[Structured figure records]
— Begin —
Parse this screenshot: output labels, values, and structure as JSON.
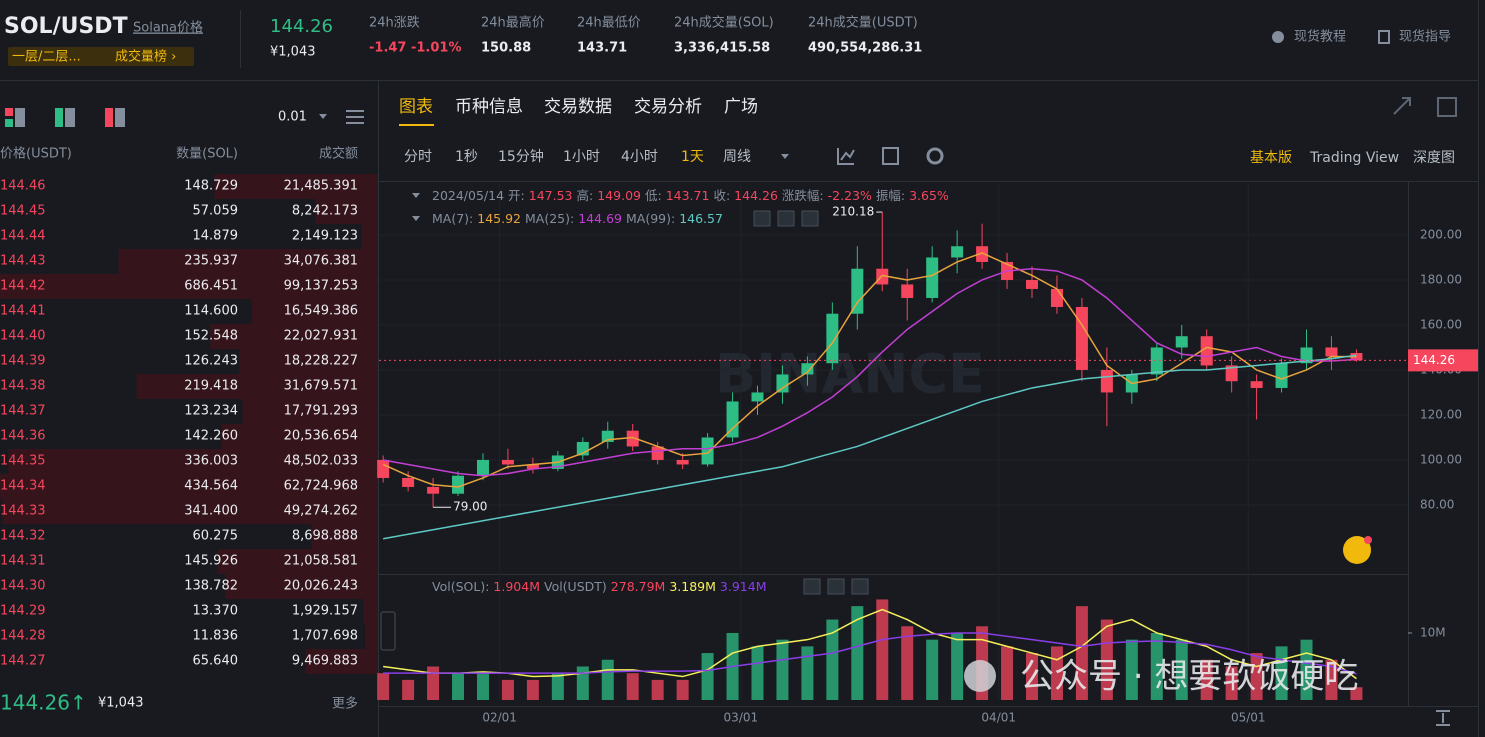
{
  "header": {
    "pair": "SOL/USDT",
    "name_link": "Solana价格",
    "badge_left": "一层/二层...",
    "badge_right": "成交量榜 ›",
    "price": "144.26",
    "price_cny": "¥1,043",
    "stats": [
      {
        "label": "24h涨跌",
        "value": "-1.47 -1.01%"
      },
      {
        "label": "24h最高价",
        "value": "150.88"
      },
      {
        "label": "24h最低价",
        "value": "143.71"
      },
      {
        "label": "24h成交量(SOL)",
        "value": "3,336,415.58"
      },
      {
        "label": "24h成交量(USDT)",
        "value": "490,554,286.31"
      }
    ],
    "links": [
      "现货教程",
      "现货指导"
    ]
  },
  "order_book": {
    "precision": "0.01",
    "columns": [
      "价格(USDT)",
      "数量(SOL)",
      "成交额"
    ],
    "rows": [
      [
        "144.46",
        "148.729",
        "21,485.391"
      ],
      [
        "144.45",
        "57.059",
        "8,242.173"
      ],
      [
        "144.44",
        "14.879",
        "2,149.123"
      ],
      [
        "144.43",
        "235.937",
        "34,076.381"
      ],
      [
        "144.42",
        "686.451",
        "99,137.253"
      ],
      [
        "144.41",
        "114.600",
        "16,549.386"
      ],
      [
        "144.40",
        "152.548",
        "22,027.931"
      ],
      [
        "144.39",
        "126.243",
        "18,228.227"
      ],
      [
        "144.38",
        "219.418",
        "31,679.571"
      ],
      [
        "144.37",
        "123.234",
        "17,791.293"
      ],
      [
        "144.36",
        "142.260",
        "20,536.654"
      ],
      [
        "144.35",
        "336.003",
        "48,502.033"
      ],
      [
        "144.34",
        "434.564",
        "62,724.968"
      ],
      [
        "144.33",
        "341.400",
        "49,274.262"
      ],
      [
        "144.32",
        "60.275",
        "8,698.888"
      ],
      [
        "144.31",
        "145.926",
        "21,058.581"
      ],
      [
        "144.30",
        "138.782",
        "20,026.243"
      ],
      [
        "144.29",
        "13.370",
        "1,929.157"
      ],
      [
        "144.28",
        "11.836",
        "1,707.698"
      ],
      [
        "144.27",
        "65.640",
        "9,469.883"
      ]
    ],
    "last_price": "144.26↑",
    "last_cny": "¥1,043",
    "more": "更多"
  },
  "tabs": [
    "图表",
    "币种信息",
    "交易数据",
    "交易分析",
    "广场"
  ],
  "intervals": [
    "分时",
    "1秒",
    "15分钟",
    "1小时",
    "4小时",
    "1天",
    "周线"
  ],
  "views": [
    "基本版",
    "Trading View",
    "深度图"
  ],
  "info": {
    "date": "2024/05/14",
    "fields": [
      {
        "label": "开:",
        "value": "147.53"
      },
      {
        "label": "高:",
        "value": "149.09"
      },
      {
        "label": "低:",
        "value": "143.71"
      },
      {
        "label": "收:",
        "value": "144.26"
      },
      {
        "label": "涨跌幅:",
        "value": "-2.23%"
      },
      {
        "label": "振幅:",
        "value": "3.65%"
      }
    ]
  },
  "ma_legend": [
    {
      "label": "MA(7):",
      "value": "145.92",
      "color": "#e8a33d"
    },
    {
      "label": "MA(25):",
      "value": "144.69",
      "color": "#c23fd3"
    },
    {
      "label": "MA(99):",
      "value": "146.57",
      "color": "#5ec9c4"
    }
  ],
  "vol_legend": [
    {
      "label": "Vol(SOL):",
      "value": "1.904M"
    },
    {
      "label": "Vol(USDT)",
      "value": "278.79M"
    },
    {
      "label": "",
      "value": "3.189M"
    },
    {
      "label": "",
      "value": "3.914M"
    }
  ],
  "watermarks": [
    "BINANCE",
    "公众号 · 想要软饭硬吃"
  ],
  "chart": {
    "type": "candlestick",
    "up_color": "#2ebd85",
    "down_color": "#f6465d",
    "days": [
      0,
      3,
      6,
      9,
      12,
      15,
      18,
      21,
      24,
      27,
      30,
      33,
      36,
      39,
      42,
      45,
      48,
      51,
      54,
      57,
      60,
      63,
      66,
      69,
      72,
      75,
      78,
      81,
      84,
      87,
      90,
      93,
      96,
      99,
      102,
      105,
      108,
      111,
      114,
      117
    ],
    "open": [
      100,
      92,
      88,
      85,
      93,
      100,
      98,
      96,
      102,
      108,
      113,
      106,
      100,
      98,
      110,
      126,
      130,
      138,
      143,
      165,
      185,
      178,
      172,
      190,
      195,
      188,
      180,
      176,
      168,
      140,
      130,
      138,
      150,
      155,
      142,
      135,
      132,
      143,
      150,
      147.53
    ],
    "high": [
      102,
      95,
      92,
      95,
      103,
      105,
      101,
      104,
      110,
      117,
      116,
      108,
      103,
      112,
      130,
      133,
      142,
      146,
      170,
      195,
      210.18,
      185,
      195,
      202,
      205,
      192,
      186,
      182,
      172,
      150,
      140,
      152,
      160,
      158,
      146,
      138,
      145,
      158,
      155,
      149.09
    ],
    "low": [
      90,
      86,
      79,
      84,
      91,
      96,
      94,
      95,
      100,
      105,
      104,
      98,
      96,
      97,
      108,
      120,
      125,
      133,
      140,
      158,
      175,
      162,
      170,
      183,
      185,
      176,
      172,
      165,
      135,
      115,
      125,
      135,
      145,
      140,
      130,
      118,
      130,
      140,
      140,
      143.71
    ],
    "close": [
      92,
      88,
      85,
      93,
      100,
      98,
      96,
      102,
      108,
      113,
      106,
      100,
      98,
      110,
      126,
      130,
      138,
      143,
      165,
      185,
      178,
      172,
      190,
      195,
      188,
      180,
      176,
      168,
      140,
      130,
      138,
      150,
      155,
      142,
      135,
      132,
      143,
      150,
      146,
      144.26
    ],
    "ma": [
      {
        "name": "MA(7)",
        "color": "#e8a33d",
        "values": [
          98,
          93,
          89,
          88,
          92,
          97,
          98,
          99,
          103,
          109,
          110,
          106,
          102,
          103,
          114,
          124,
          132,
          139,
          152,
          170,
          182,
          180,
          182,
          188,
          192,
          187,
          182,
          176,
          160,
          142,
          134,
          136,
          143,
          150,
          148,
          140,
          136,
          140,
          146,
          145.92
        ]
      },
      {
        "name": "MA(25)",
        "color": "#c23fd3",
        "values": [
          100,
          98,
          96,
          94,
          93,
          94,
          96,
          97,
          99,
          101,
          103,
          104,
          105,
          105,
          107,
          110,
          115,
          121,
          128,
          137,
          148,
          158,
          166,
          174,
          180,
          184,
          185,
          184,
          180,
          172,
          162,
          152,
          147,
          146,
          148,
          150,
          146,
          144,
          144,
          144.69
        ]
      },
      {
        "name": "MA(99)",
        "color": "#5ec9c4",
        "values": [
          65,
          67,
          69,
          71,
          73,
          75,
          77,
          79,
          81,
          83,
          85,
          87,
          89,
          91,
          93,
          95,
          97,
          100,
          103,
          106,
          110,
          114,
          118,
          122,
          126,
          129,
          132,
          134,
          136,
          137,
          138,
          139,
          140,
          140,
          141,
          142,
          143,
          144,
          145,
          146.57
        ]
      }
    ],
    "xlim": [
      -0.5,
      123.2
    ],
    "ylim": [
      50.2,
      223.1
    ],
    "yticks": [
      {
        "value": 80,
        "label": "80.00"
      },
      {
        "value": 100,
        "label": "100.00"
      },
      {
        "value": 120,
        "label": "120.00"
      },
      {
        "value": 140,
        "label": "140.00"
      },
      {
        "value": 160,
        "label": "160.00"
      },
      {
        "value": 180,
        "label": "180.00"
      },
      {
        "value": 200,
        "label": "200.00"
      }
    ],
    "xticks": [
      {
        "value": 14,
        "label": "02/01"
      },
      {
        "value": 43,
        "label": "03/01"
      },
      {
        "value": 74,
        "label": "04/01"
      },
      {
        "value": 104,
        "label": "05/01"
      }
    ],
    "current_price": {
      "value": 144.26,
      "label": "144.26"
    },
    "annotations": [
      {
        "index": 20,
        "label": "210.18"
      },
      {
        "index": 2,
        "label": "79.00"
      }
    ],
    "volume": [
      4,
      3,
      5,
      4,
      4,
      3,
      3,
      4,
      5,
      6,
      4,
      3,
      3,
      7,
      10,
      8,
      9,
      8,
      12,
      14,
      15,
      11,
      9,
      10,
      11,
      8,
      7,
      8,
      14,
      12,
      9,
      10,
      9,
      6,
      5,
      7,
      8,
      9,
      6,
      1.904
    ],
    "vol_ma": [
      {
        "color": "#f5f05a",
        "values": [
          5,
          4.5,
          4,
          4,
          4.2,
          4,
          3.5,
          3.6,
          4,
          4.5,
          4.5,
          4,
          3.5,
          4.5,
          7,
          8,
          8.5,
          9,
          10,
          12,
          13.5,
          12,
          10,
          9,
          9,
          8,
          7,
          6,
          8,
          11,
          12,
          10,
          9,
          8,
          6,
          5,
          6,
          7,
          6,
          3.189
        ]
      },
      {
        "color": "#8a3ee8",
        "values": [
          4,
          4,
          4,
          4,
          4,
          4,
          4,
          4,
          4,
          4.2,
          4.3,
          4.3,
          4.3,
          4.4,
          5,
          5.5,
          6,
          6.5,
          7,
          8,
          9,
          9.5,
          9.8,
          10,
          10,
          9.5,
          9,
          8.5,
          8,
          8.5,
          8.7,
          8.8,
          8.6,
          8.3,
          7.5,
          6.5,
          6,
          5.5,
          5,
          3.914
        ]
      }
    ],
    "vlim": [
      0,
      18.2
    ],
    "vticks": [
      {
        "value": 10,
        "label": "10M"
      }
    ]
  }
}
— End —
## [Work to complete]
State how many lines hold the word "USDT". The number is the whole answer.

## [Task answer]
4